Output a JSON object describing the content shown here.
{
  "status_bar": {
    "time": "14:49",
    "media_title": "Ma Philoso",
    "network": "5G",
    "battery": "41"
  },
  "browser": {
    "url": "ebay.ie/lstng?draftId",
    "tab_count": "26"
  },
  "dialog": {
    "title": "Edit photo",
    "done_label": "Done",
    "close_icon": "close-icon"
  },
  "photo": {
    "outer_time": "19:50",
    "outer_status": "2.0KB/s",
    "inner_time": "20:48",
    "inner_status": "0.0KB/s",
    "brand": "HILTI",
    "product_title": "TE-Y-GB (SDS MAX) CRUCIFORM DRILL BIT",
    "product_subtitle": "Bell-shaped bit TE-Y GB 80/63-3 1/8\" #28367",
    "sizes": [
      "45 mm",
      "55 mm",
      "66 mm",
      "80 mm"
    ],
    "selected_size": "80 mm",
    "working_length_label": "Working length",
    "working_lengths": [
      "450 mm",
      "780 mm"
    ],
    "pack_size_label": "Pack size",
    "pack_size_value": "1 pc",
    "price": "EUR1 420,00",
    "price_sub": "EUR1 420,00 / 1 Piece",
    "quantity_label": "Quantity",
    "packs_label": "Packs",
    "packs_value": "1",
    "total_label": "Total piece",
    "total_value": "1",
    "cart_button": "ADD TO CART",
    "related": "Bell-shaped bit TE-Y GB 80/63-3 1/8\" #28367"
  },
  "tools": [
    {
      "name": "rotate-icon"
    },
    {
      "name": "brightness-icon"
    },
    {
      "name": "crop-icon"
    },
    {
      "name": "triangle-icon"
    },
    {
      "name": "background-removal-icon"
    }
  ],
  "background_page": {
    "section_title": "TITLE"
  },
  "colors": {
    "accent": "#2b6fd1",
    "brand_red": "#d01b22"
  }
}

### EXERCISE
All the data must be duplicated exactly, with nothing added or removed.

### CORRECT RESPONSE
Output a JSON object describing the content shown here.
{
  "status_bar": {
    "time": "14:49",
    "media_title": "Ma Philoso",
    "network": "5G",
    "battery": "41"
  },
  "browser": {
    "url": "ebay.ie/lstng?draftId",
    "tab_count": "26"
  },
  "dialog": {
    "title": "Edit photo",
    "done_label": "Done",
    "close_icon": "close-icon"
  },
  "photo": {
    "outer_time": "19:50",
    "outer_status": "2.0KB/s",
    "inner_time": "20:48",
    "inner_status": "0.0KB/s",
    "brand": "HILTI",
    "product_title": "TE-Y-GB (SDS MAX) CRUCIFORM DRILL BIT",
    "product_subtitle": "Bell-shaped bit TE-Y GB 80/63-3 1/8\" #28367",
    "sizes": [
      "45 mm",
      "55 mm",
      "66 mm",
      "80 mm"
    ],
    "selected_size": "80 mm",
    "working_length_label": "Working length",
    "working_lengths": [
      "450 mm",
      "780 mm"
    ],
    "pack_size_label": "Pack size",
    "pack_size_value": "1 pc",
    "price": "EUR1 420,00",
    "price_sub": "EUR1 420,00 / 1 Piece",
    "quantity_label": "Quantity",
    "packs_label": "Packs",
    "packs_value": "1",
    "total_label": "Total piece",
    "total_value": "1",
    "cart_button": "ADD TO CART",
    "related": "Bell-shaped bit TE-Y GB 80/63-3 1/8\" #28367"
  },
  "tools": [
    {
      "name": "rotate-icon"
    },
    {
      "name": "brightness-icon"
    },
    {
      "name": "crop-icon"
    },
    {
      "name": "triangle-icon"
    },
    {
      "name": "background-removal-icon"
    }
  ],
  "background_page": {
    "section_title": "TITLE"
  },
  "colors": {
    "accent": "#2b6fd1",
    "brand_red": "#d01b22"
  }
}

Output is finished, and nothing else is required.